• TO DO:
Restate the records in their entirety, word for word.

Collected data
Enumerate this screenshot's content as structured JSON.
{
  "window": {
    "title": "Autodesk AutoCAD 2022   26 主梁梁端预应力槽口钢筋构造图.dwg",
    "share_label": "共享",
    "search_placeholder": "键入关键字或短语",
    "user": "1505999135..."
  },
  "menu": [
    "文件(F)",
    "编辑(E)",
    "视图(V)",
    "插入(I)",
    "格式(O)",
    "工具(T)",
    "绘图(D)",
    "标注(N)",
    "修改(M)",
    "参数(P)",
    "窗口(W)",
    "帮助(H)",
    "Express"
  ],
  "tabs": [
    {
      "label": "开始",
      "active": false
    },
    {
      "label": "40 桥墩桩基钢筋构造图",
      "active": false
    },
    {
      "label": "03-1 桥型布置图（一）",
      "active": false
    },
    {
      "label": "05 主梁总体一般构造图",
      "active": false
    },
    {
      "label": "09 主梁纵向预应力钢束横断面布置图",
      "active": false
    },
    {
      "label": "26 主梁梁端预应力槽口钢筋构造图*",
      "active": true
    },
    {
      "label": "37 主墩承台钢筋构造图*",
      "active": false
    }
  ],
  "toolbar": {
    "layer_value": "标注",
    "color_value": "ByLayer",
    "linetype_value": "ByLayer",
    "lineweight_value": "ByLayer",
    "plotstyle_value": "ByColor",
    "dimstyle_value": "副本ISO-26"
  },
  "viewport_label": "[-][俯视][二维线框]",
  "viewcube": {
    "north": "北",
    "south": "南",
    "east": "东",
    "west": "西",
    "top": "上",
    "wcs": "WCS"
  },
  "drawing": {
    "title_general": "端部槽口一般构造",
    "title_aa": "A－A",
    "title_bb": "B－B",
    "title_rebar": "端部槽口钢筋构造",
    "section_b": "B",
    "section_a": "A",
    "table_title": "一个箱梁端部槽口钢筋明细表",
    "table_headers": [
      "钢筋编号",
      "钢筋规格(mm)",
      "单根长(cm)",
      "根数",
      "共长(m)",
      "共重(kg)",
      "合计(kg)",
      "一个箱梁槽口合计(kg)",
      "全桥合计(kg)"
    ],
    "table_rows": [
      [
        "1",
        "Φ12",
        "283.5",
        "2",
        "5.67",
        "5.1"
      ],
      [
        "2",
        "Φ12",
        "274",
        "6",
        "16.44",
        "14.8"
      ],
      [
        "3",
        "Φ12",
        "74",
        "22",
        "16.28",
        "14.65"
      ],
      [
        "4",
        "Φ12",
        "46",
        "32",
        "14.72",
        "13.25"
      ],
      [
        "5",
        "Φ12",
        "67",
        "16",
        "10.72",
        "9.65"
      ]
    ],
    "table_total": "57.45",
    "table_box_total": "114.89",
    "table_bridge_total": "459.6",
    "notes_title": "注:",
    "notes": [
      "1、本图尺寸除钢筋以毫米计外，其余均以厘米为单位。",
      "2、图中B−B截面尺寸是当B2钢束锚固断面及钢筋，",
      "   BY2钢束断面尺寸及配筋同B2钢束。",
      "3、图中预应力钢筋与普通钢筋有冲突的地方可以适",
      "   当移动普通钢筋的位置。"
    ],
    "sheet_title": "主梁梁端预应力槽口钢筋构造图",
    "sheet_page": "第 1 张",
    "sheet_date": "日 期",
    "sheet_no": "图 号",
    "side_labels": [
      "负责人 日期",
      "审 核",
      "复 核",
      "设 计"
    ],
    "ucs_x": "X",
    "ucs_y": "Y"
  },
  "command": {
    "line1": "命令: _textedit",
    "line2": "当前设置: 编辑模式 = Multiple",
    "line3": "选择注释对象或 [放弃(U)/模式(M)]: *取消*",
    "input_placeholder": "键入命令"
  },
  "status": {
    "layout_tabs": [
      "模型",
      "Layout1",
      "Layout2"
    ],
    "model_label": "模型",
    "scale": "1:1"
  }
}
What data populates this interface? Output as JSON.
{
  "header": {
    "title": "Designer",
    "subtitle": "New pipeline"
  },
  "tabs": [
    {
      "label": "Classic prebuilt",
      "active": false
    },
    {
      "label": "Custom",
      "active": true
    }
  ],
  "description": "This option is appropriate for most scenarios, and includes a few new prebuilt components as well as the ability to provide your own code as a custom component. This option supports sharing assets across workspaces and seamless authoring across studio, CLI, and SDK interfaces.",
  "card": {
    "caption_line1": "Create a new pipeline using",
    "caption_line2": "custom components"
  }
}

• TASK ANSWER:
Enumerate this screenshot's content as structured JSON.
{
  "window": {
    "title": "Autodesk AutoCAD 2022   26 主梁梁端预应力槽口钢筋构造图.dwg",
    "share_label": "共享",
    "search_placeholder": "键入关键字或短语",
    "user": "1505999135..."
  },
  "menu": [
    "文件(F)",
    "编辑(E)",
    "视图(V)",
    "插入(I)",
    "格式(O)",
    "工具(T)",
    "绘图(D)",
    "标注(N)",
    "修改(M)",
    "参数(P)",
    "窗口(W)",
    "帮助(H)",
    "Express"
  ],
  "tabs": [
    {
      "label": "开始",
      "active": false
    },
    {
      "label": "40 桥墩桩基钢筋构造图",
      "active": false
    },
    {
      "label": "03-1 桥型布置图（一）",
      "active": false
    },
    {
      "label": "05 主梁总体一般构造图",
      "active": false
    },
    {
      "label": "09 主梁纵向预应力钢束横断面布置图",
      "active": false
    },
    {
      "label": "26 主梁梁端预应力槽口钢筋构造图*",
      "active": true
    },
    {
      "label": "37 主墩承台钢筋构造图*",
      "active": false
    }
  ],
  "toolbar": {
    "layer_value": "标注",
    "color_value": "ByLayer",
    "linetype_value": "ByLayer",
    "lineweight_value": "ByLayer",
    "plotstyle_value": "ByColor",
    "dimstyle_value": "副本ISO-26"
  },
  "viewport_label": "[-][俯视][二维线框]",
  "viewcube": {
    "north": "北",
    "south": "南",
    "east": "东",
    "west": "西",
    "top": "上",
    "wcs": "WCS"
  },
  "drawing": {
    "title_general": "端部槽口一般构造",
    "title_aa": "A－A",
    "title_bb": "B－B",
    "title_rebar": "端部槽口钢筋构造",
    "section_b": "B",
    "section_a": "A",
    "table_title": "一个箱梁端部槽口钢筋明细表",
    "table_headers": [
      "钢筋编号",
      "钢筋规格(mm)",
      "单根长(cm)",
      "根数",
      "共长(m)",
      "共重(kg)",
      "合计(kg)",
      "一个箱梁槽口合计(kg)",
      "全桥合计(kg)"
    ],
    "table_rows": [
      [
        "1",
        "Φ12",
        "283.5",
        "2",
        "5.67",
        "5.1"
      ],
      [
        "2",
        "Φ12",
        "274",
        "6",
        "16.44",
        "14.8"
      ],
      [
        "3",
        "Φ12",
        "74",
        "22",
        "16.28",
        "14.65"
      ],
      [
        "4",
        "Φ12",
        "46",
        "32",
        "14.72",
        "13.25"
      ],
      [
        "5",
        "Φ12",
        "67",
        "16",
        "10.72",
        "9.65"
      ]
    ],
    "table_total": "57.45",
    "table_box_total": "114.89",
    "table_bridge_total": "459.6",
    "notes_title": "注:",
    "notes": [
      "1、本图尺寸除钢筋以毫米计外，其余均以厘米为单位。",
      "2、图中B−B截面尺寸是当B2钢束锚固断面及钢筋，",
      "   BY2钢束断面尺寸及配筋同B2钢束。",
      "3、图中预应力钢筋与普通钢筋有冲突的地方可以适",
      "   当移动普通钢筋的位置。"
    ],
    "sheet_title": "主梁梁端预应力槽口钢筋构造图",
    "sheet_page": "第 1 张",
    "sheet_date": "日 期",
    "sheet_no": "图 号",
    "side_labels": [
      "负责人 日期",
      "审 核",
      "复 核",
      "设 计"
    ],
    "ucs_x": "X",
    "ucs_y": "Y"
  },
  "command": {
    "line1": "命令: _textedit",
    "line2": "当前设置: 编辑模式 = Multiple",
    "line3": "选择注释对象或 [放弃(U)/模式(M)]: *取消*",
    "input_placeholder": "键入命令"
  },
  "status": {
    "layout_tabs": [
      "模型",
      "Layout1",
      "Layout2"
    ],
    "model_label": "模型",
    "scale": "1:1"
  }
}
What data populates this interface? Output as JSON.
{
  "header": {
    "title": "Designer",
    "subtitle": "New pipeline"
  },
  "tabs": [
    {
      "label": "Classic prebuilt",
      "active": false
    },
    {
      "label": "Custom",
      "active": true
    }
  ],
  "description": "This option is appropriate for most scenarios, and includes a few new prebuilt components as well as the ability to provide your own code as a custom component. This option supports sharing assets across workspaces and seamless authoring across studio, CLI, and SDK interfaces.",
  "card": {
    "caption_line1": "Create a new pipeline using",
    "caption_line2": "custom components"
  }
}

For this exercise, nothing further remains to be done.